• _Given problem_: Write out the entire listing below exactly as it appears, minus any pictures.

• _Input_:
********************

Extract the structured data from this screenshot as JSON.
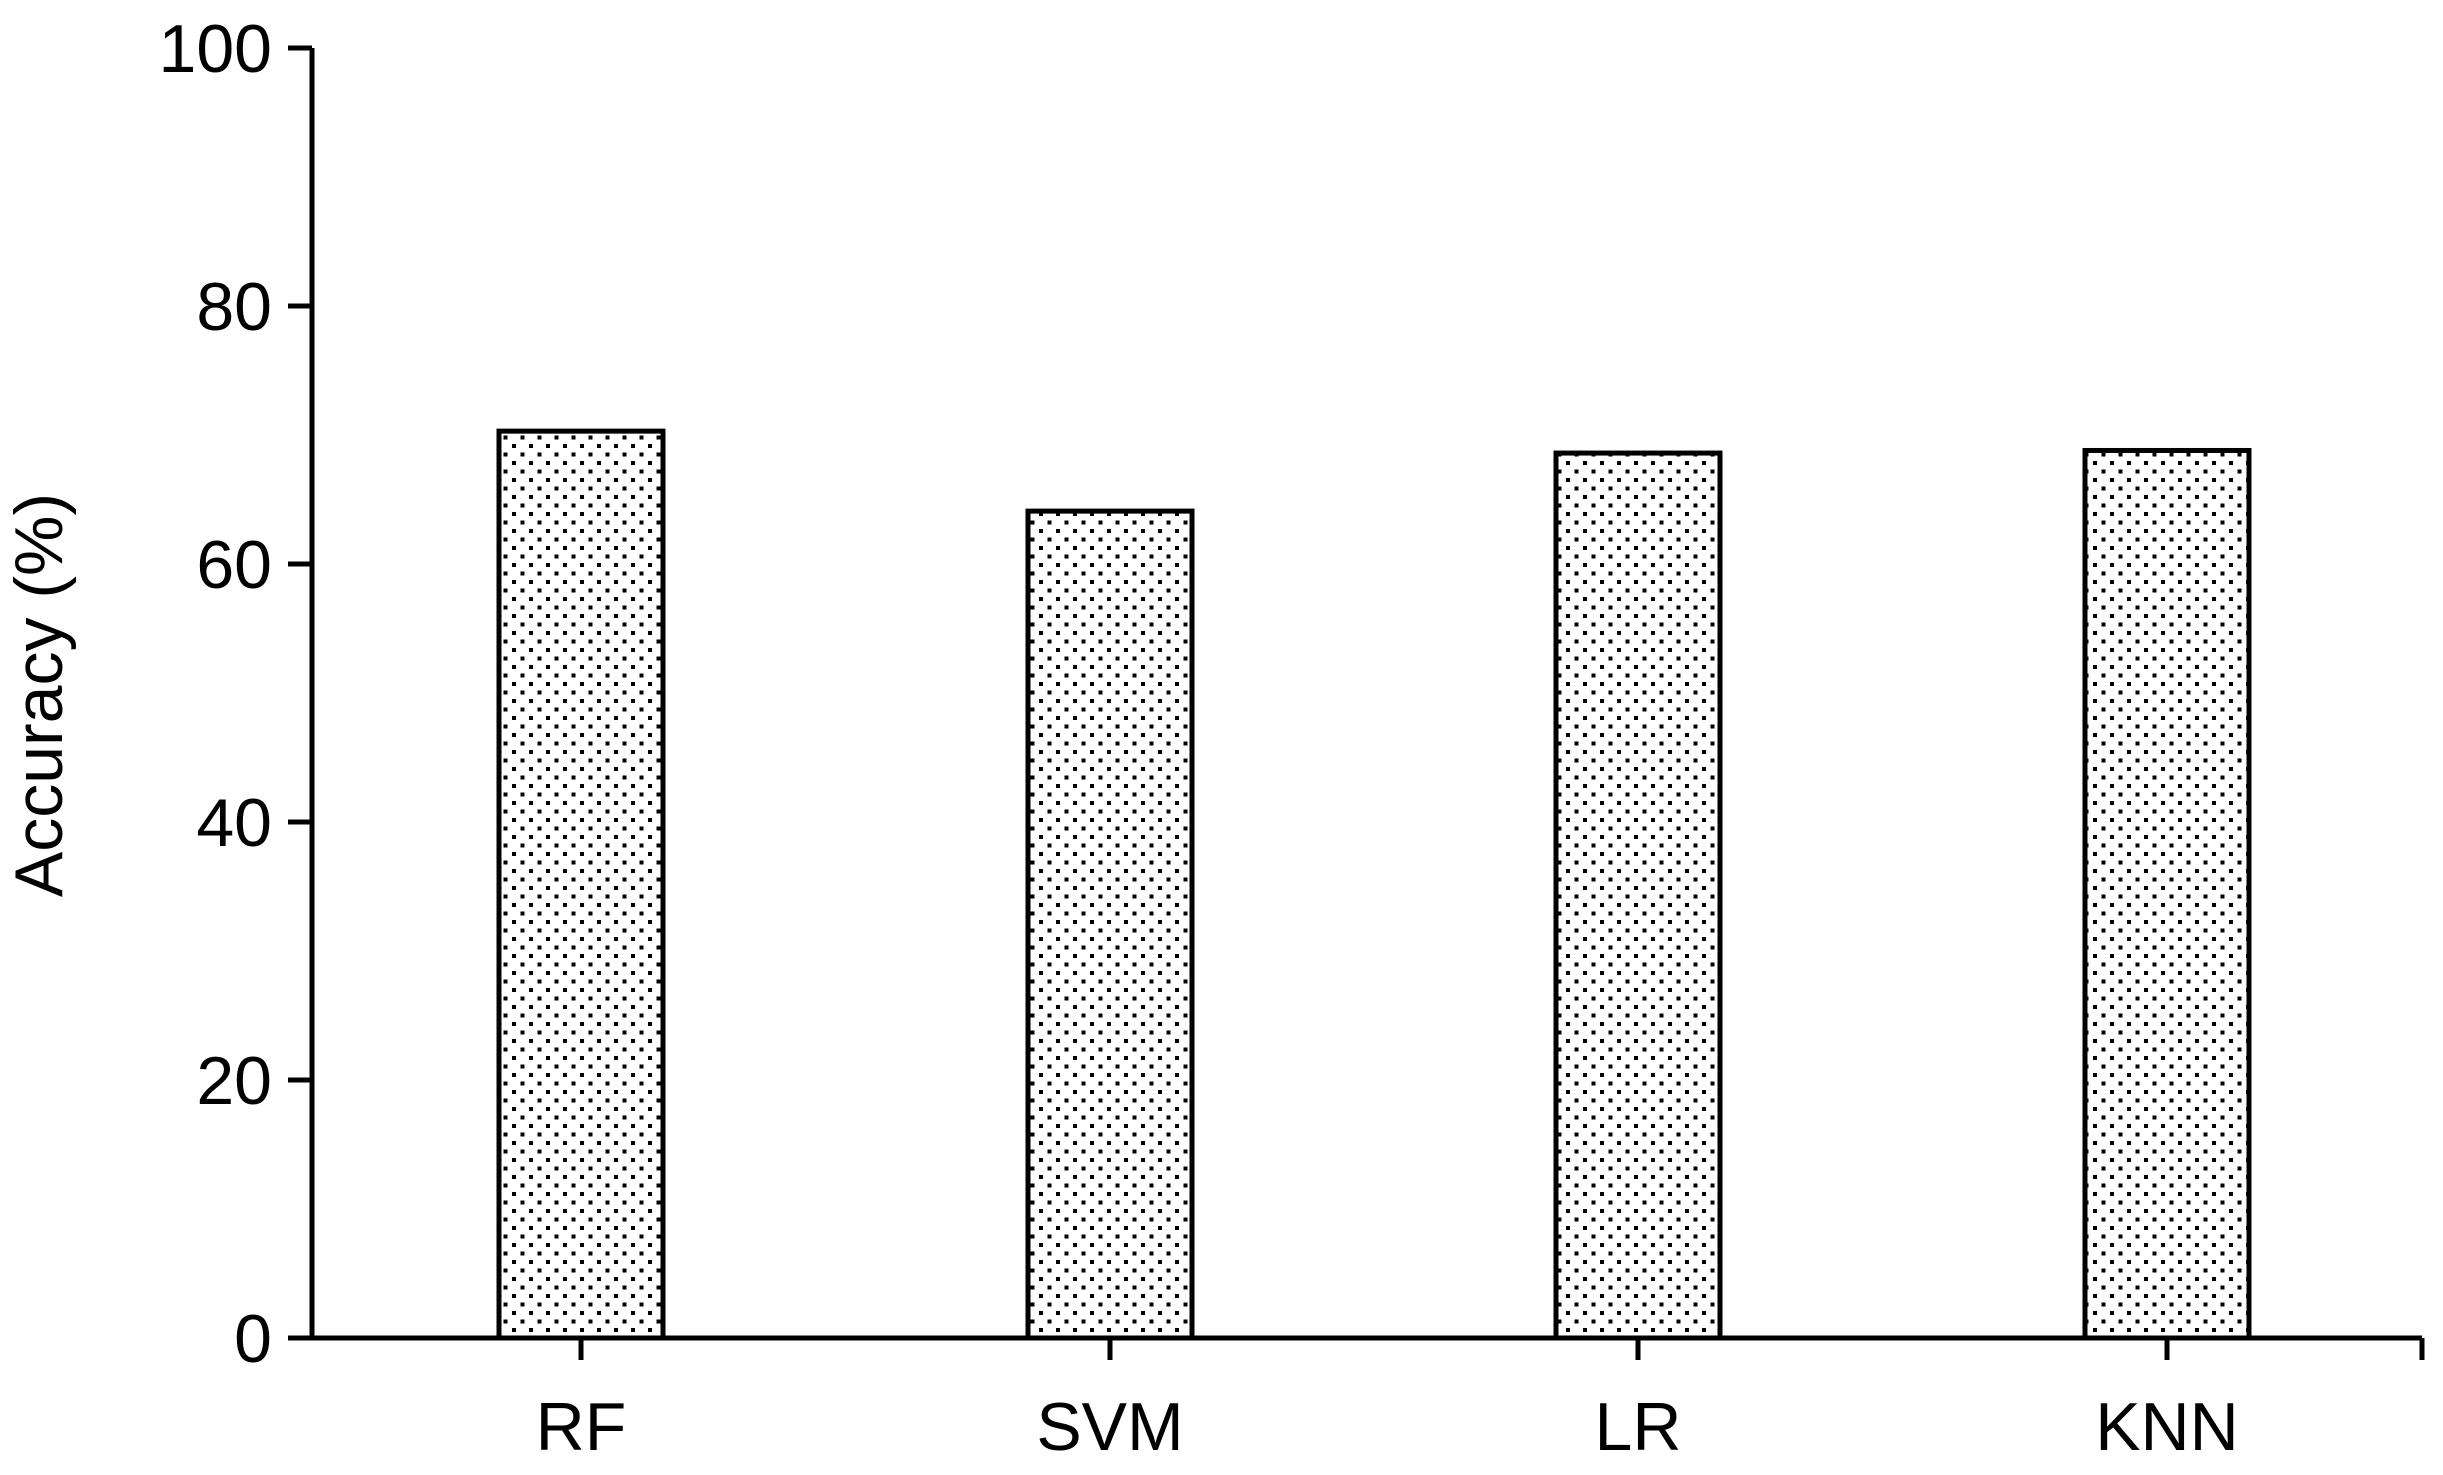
{
  "chart_data": {
    "type": "bar",
    "title": "",
    "xlabel": "",
    "ylabel": "Accuracy (%)",
    "categories": [
      "RF",
      "SVM",
      "LR",
      "KNN"
    ],
    "values": [
      70.3,
      64.1,
      68.6,
      68.8
    ],
    "ylim": [
      0,
      100
    ],
    "yticks": [
      "0",
      "20",
      "40",
      "60",
      "80",
      "100"
    ],
    "grid": false,
    "legend": "none",
    "bar_fill": "dotted",
    "colors": {
      "axis": "#000000",
      "bar_edge": "#000000",
      "bar_dot": "#000000",
      "background": "#ffffff"
    }
  }
}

********************

• _Solution for this problem_:
Extract the structured data from this screenshot as JSON.
{
  "chart_data": {
    "type": "bar",
    "title": "",
    "xlabel": "",
    "ylabel": "Accuracy (%)",
    "categories": [
      "RF",
      "SVM",
      "LR",
      "KNN"
    ],
    "values": [
      70.3,
      64.1,
      68.6,
      68.8
    ],
    "ylim": [
      0,
      100
    ],
    "yticks": [
      "0",
      "20",
      "40",
      "60",
      "80",
      "100"
    ],
    "grid": false,
    "legend": "none",
    "bar_fill": "dotted",
    "colors": {
      "axis": "#000000",
      "bar_edge": "#000000",
      "bar_dot": "#000000",
      "background": "#ffffff"
    }
  }
}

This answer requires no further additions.